**WHAT IS NEEDED**
Repeat the listing in full, preserving every character.

[Source records]
• • •

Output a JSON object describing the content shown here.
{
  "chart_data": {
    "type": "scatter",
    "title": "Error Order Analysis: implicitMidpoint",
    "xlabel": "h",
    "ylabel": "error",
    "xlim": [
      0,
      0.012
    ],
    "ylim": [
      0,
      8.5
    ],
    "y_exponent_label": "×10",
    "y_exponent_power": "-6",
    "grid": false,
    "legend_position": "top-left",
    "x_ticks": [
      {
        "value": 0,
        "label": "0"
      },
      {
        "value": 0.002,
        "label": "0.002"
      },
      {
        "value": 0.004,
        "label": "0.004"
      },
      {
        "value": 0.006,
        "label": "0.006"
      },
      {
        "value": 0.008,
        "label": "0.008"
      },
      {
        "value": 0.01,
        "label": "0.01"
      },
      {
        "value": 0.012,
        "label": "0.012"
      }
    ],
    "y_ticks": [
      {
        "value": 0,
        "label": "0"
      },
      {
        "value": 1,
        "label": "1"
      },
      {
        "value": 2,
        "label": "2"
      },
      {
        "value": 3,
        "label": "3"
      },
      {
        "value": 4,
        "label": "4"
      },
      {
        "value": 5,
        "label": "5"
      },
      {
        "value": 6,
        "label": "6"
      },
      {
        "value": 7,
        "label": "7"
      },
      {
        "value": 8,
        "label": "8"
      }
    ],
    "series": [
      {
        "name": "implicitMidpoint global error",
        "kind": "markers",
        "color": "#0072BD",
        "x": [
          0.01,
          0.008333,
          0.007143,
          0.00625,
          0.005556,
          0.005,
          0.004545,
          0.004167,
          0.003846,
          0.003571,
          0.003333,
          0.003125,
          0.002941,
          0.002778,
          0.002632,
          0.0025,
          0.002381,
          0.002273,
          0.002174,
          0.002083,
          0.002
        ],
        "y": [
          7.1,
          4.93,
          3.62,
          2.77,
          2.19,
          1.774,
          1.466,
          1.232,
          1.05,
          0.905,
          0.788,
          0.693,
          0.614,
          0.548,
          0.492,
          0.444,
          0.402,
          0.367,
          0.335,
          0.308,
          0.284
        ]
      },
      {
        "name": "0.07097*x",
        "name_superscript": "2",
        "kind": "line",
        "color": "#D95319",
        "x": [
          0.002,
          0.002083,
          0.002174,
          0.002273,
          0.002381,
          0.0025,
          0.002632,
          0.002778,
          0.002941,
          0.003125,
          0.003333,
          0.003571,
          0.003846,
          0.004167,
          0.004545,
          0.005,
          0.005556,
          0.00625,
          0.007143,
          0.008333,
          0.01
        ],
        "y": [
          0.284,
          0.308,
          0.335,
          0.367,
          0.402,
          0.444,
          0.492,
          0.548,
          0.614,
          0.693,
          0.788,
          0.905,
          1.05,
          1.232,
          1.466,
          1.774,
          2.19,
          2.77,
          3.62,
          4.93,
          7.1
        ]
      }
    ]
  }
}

• • •

**EXERCISE OUTPUT**
Output a JSON object describing the content shown here.
{
  "chart_data": {
    "type": "scatter",
    "title": "Error Order Analysis: implicitMidpoint",
    "xlabel": "h",
    "ylabel": "error",
    "xlim": [
      0,
      0.012
    ],
    "ylim": [
      0,
      8.5
    ],
    "y_exponent_label": "×10",
    "y_exponent_power": "-6",
    "grid": false,
    "legend_position": "top-left",
    "x_ticks": [
      {
        "value": 0,
        "label": "0"
      },
      {
        "value": 0.002,
        "label": "0.002"
      },
      {
        "value": 0.004,
        "label": "0.004"
      },
      {
        "value": 0.006,
        "label": "0.006"
      },
      {
        "value": 0.008,
        "label": "0.008"
      },
      {
        "value": 0.01,
        "label": "0.01"
      },
      {
        "value": 0.012,
        "label": "0.012"
      }
    ],
    "y_ticks": [
      {
        "value": 0,
        "label": "0"
      },
      {
        "value": 1,
        "label": "1"
      },
      {
        "value": 2,
        "label": "2"
      },
      {
        "value": 3,
        "label": "3"
      },
      {
        "value": 4,
        "label": "4"
      },
      {
        "value": 5,
        "label": "5"
      },
      {
        "value": 6,
        "label": "6"
      },
      {
        "value": 7,
        "label": "7"
      },
      {
        "value": 8,
        "label": "8"
      }
    ],
    "series": [
      {
        "name": "implicitMidpoint global error",
        "kind": "markers",
        "color": "#0072BD",
        "x": [
          0.01,
          0.008333,
          0.007143,
          0.00625,
          0.005556,
          0.005,
          0.004545,
          0.004167,
          0.003846,
          0.003571,
          0.003333,
          0.003125,
          0.002941,
          0.002778,
          0.002632,
          0.0025,
          0.002381,
          0.002273,
          0.002174,
          0.002083,
          0.002
        ],
        "y": [
          7.1,
          4.93,
          3.62,
          2.77,
          2.19,
          1.774,
          1.466,
          1.232,
          1.05,
          0.905,
          0.788,
          0.693,
          0.614,
          0.548,
          0.492,
          0.444,
          0.402,
          0.367,
          0.335,
          0.308,
          0.284
        ]
      },
      {
        "name": "0.07097*x",
        "name_superscript": "2",
        "kind": "line",
        "color": "#D95319",
        "x": [
          0.002,
          0.002083,
          0.002174,
          0.002273,
          0.002381,
          0.0025,
          0.002632,
          0.002778,
          0.002941,
          0.003125,
          0.003333,
          0.003571,
          0.003846,
          0.004167,
          0.004545,
          0.005,
          0.005556,
          0.00625,
          0.007143,
          0.008333,
          0.01
        ],
        "y": [
          0.284,
          0.308,
          0.335,
          0.367,
          0.402,
          0.444,
          0.492,
          0.548,
          0.614,
          0.693,
          0.788,
          0.905,
          1.05,
          1.232,
          1.466,
          1.774,
          2.19,
          2.77,
          3.62,
          4.93,
          7.1
        ]
      }
    ]
  }
}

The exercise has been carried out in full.